>> BEGIN SUPPLIED RECORDS

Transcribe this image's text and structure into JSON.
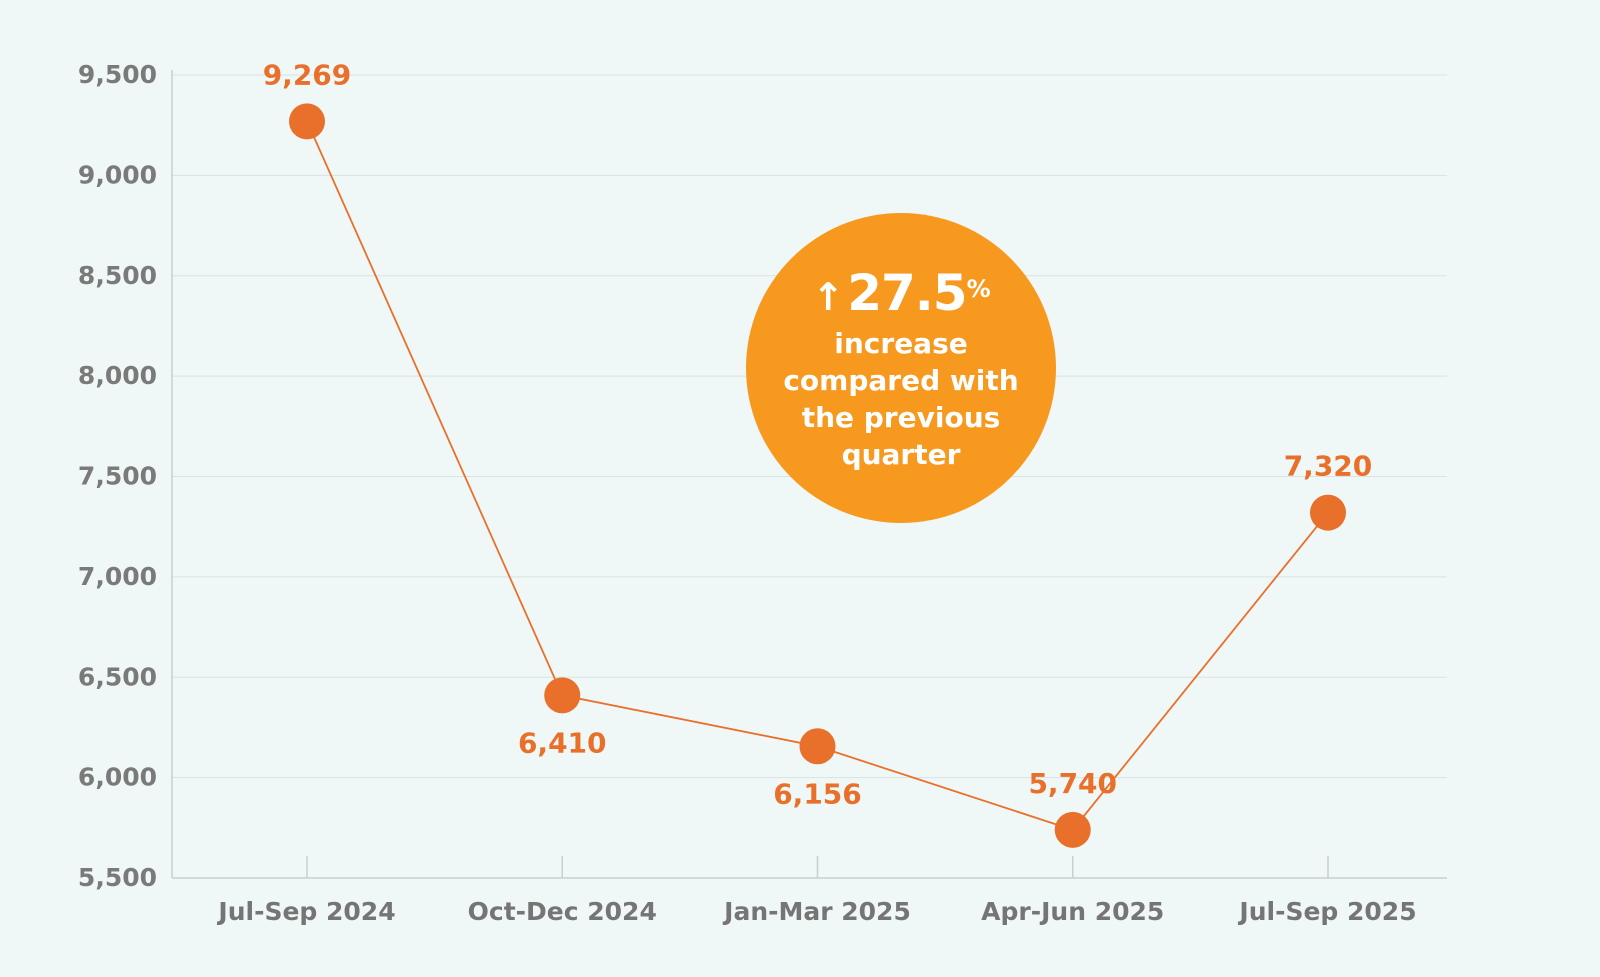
{
  "chart_data": {
    "type": "line",
    "title": "",
    "xlabel": "",
    "ylabel": "",
    "categories": [
      "Jul-Sep 2024",
      "Oct-Dec 2024",
      "Jan-Mar 2025",
      "Apr-Jun 2025",
      "Jul-Sep 2025"
    ],
    "values": [
      9269,
      6410,
      6156,
      5740,
      7320
    ],
    "value_labels": [
      "9,269",
      "6,410",
      "6,156",
      "5,740",
      "7,320"
    ],
    "label_placement": [
      "above",
      "below",
      "below",
      "above",
      "above"
    ],
    "ylim": [
      5500,
      9500
    ],
    "yticks": [
      5500,
      6000,
      6500,
      7000,
      7500,
      8000,
      8500,
      9000,
      9500
    ],
    "ytick_labels": [
      "5,500",
      "6,000",
      "6,500",
      "7,000",
      "7,500",
      "8,000",
      "8,500",
      "9,000",
      "9,500"
    ],
    "grid": true,
    "colors": {
      "line": "#e8702a",
      "point": "#e8702a",
      "grid": "#d8e3e2",
      "axis": "#c8cfce",
      "badge": "#f7991e",
      "background": "#f0f8f7"
    },
    "annotation": {
      "arrow_icon": "arrow-up-icon",
      "arrow": "↑",
      "value": "27.5",
      "unit": "%",
      "text": "increase compared with the previous quarter"
    }
  }
}
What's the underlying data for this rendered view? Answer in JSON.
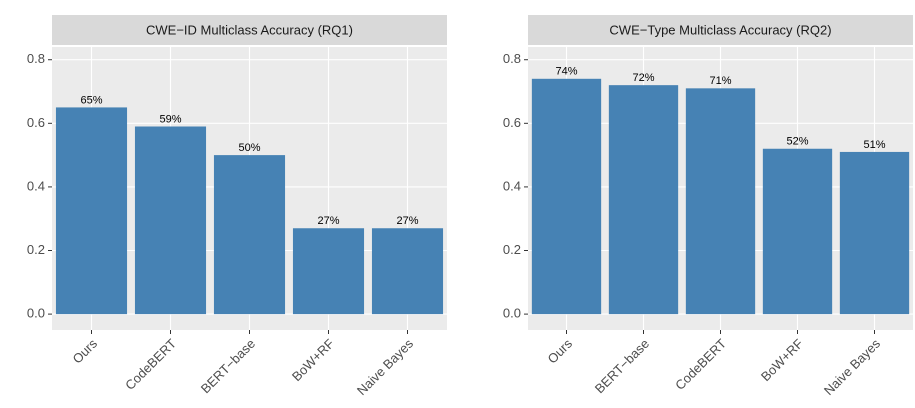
{
  "chart_data": [
    {
      "type": "bar",
      "title": "CWE−ID Multiclass Accuracy (RQ1)",
      "categories": [
        "Ours",
        "CodeBERT",
        "BERT−base",
        "BoW+RF",
        "Naive Bayes"
      ],
      "values": [
        0.65,
        0.59,
        0.5,
        0.27,
        0.27
      ],
      "value_labels": [
        "65%",
        "59%",
        "50%",
        "27%",
        "27%"
      ],
      "color": "#4682b4",
      "ylim": [
        -0.05,
        0.84
      ],
      "yticks": [
        {
          "value": 0,
          "label": "0.0"
        },
        0.2,
        0.4,
        0.6,
        0.8
      ],
      "grid": true
    },
    {
      "type": "bar",
      "title": "CWE−Type Multiclass Accuracy (RQ2)",
      "categories": [
        "Ours",
        "BERT−base",
        "CodeBERT",
        "BoW+RF",
        "Naive Bayes"
      ],
      "values": [
        0.74,
        0.72,
        0.71,
        0.52,
        0.51
      ],
      "value_labels": [
        "74%",
        "72%",
        "71%",
        "52%",
        "51%"
      ],
      "color": "#4682b4",
      "ylim": [
        -0.05,
        0.84
      ],
      "yticks": [
        {
          "value": 0,
          "label": "0.0"
        },
        0.2,
        0.4,
        0.6,
        0.8
      ],
      "grid": true
    }
  ]
}
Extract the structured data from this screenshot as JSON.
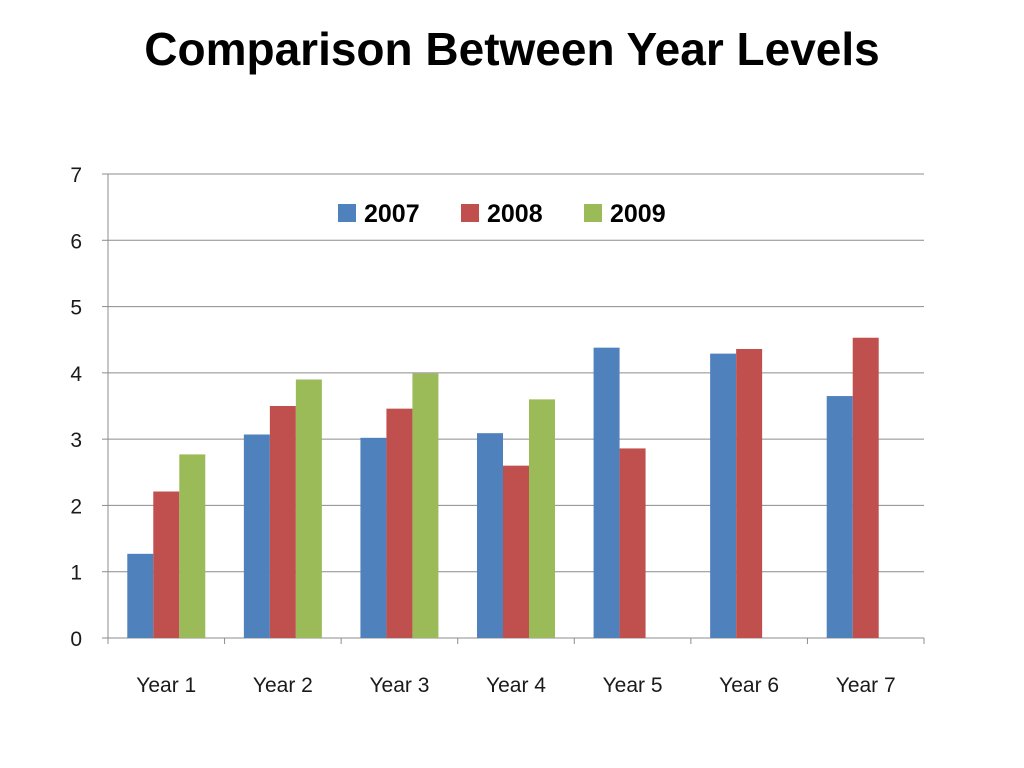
{
  "slide": {
    "title": "Comparison Between Year Levels"
  },
  "chart_data": {
    "type": "bar",
    "title": "",
    "xlabel": "",
    "ylabel": "",
    "categories": [
      "Year 1",
      "Year 2",
      "Year 3",
      "Year 4",
      "Year 5",
      "Year 6",
      "Year 7"
    ],
    "series": [
      {
        "name": "2007",
        "color": "#4F81BD",
        "values": [
          1.27,
          3.07,
          3.02,
          3.09,
          4.38,
          4.29,
          3.65
        ]
      },
      {
        "name": "2008",
        "color": "#C0504D",
        "values": [
          2.21,
          3.5,
          3.46,
          2.6,
          2.86,
          4.36,
          4.53
        ]
      },
      {
        "name": "2009",
        "color": "#9BBB59",
        "values": [
          2.77,
          3.9,
          3.99,
          3.6,
          null,
          null,
          null
        ]
      }
    ],
    "ylim": [
      0,
      7
    ],
    "yticks": [
      0,
      1,
      2,
      3,
      4,
      5,
      6,
      7
    ],
    "grid": true,
    "legend": "top-center"
  }
}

>> END SUPPLIED RECORDS

-- GIVEN PROBLEM --
Copy each line of the listing that includes "JSON".

-- SOLUTION BELOW --
Transcribe this image's text and structure into JSON.
What's the underlying data for this rendered view? Answer in JSON.
Extract the structured data from this screenshot as JSON.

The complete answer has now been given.